>> start

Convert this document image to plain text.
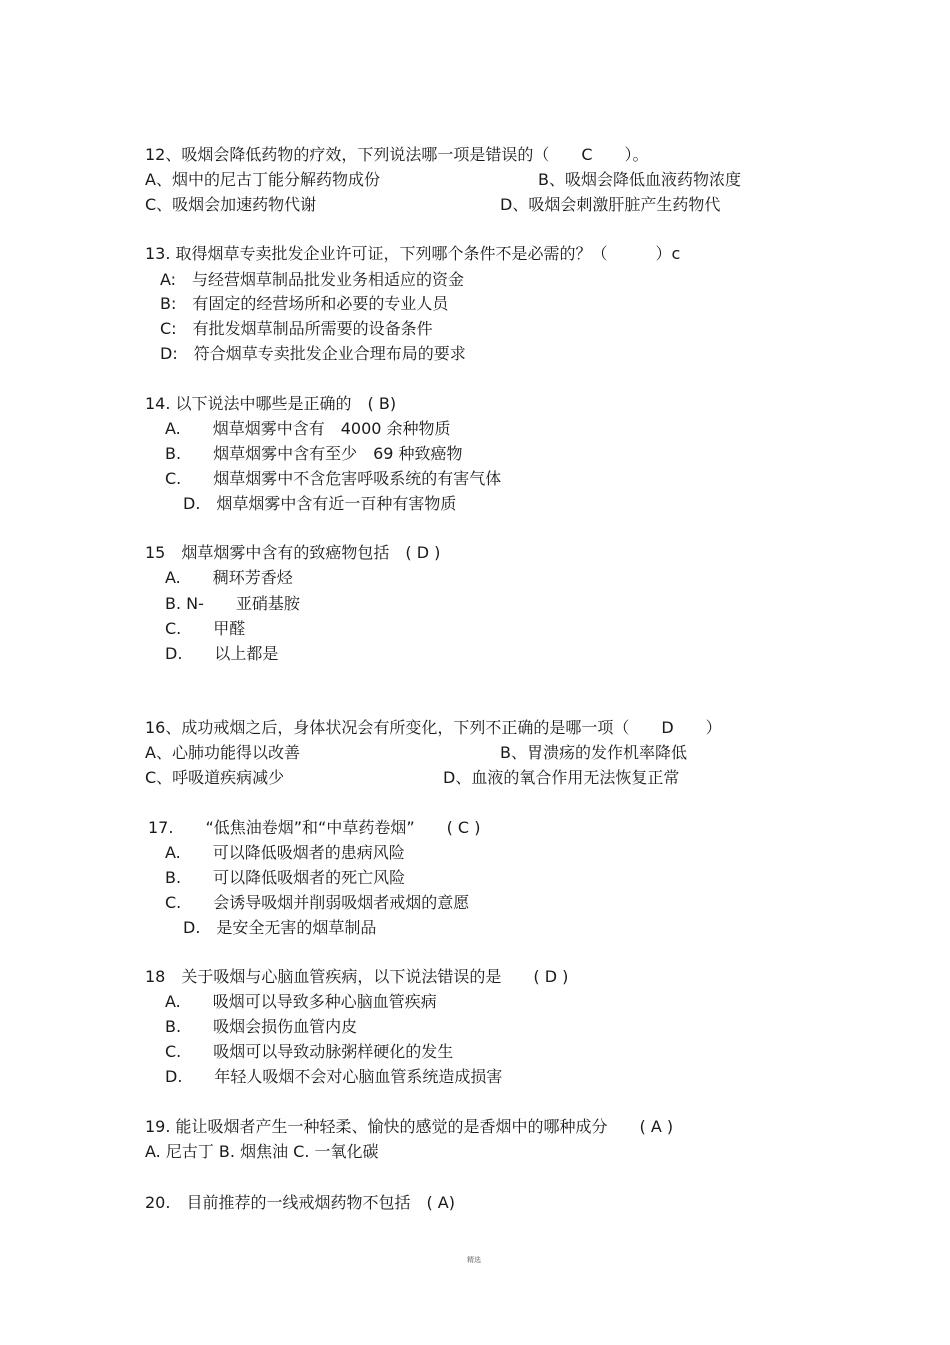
12、吸烟会降低药物的疗效，下列说法哪一项是错误的（　　C　　）。
A、烟中的尼古丁能分解药物成份	B、吸烟会降低血液药物浓度
C、吸烟会加速药物代谢	D、吸烟会刺激肝脏产生药物代
13. 取得烟草专卖批发企业许可证，下列哪个条件不是必需的？（　　　）c
A:　与经营烟草制品批发业务相适应的资金
B:　有固定的经营场所和必要的专业人员
C:　有批发烟草制品所需要的设备条件
D:　符合烟草专卖批发企业合理布局的要求
14. 以下说法中哪些是正确的　( B)
A.　　烟草烟雾中含有　4000 余种物质
B.　　烟草烟雾中含有至少　69 种致癌物
C.　　烟草烟雾中不含危害呼吸系统的有害气体
D.　烟草烟雾中含有近一百种有害物质
15　烟草烟雾中含有的致癌物包括　( D )
A.　　稠环芳香烃
B. N-　　亚硝基胺
C.　　甲醛
D.　　以上都是
16、成功戒烟之后，身体状况会有所变化，下列不正确的是哪一项（　　D　　）
A、心肺功能得以改善	B、胃溃疡的发作机率降低
C、呼吸道疾病减少	D、血液的氧合作用无法恢复正常
17.　　“低焦油卷烟”和“中草药卷烟”　　( C )
A.　　可以降低吸烟者的患病风险
B.　　可以降低吸烟者的死亡风险
C.　　会诱导吸烟并削弱吸烟者戒烟的意愿
D.　是安全无害的烟草制品
18　关于吸烟与心脑血管疾病，以下说法错误的是　　( D )
A.　　吸烟可以导致多种心脑血管疾病
B.　　吸烟会损伤血管内皮
C.　　吸烟可以导致动脉粥样硬化的发生
D.　　年轻人吸烟不会对心脑血管系统造成损害
19. 能让吸烟者产生一种轻柔、愉快的感觉的是香烟中的哪种成分　　( A )
A. 尼古丁 B. 烟焦油 C. 一氧化碳
20.　目前推荐的一线戒烟药物不包括　( A)
精选
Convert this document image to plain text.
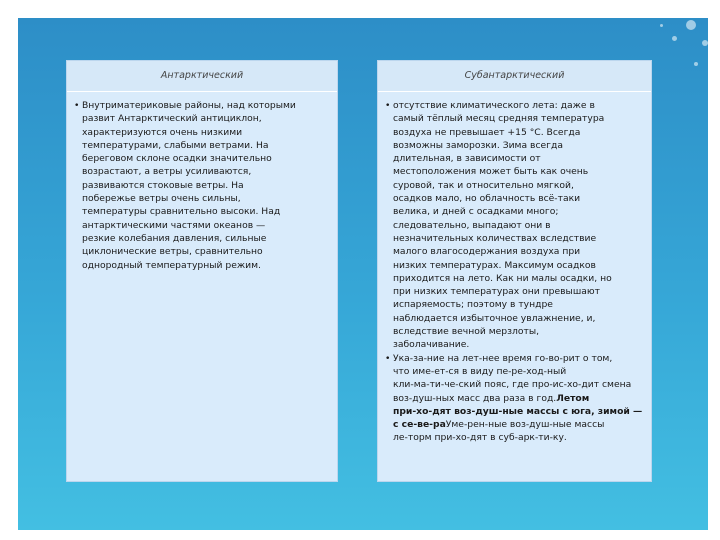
Антарктический
• Внутриматериковые районы, над которыми
развит Антарктический антициклон,
характеризуются очень низкими
температурами, слабыми ветрами. На
береговом склоне осадки значительно
возрастают, а ветры усиливаются,
развиваются стоковые ветры. На
побережье ветры очень сильны,
температуры сравнительно высоки. Над
антарктическими частями океанов —
резкие колебания давления, сильные
циклонические ветры, сравнительно
однородный температурный режим.
Субантарктический
• отсутствие климатического лета: даже в
самый тёплый месяц средняя температура
воздуха не превышает +15 °С. Всегда
возможны заморозки. Зима всегда
длительная, в зависимости от
местоположения может быть как очень
суровой, так и относительно мягкой,
осадков мало, но облачность всё-таки
велика, и дней с осадками много;
следовательно, выпадают они в
незначительных количествах вследствие
малого влагосодержания воздуха при
низких температурах. Максимум осадков
приходится на лето. Как ни малы осадки, но
при низких температурах они превышают
испаряемость; поэтому в тундре
наблюдается избыточное увлажнение, и,
вследствие вечной мерзлоты,
заболачивание.
• Ука-за-ние на лет-нее время го-во-рит о том,
что име-ет-ся в виду пе-ре-ход-ный
кли-ма-ти-че-ский пояс, где про-ис-хо-дит смена
воз-душ-ных масс два раза в год.Летом
при-хо-дят воз-душ-ные массы с юга, зимой —
с се-ве-раУме-рен-ные воз-душ-ные массы
ле-торм при-хо-дят в суб-арк-ти-ку.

>> end

Stated task. Each line in the listing above that contains "очень" should be copied.

Response below.
характеризуются очень низкими
побережье ветры очень сильны,
местоположения может быть как очень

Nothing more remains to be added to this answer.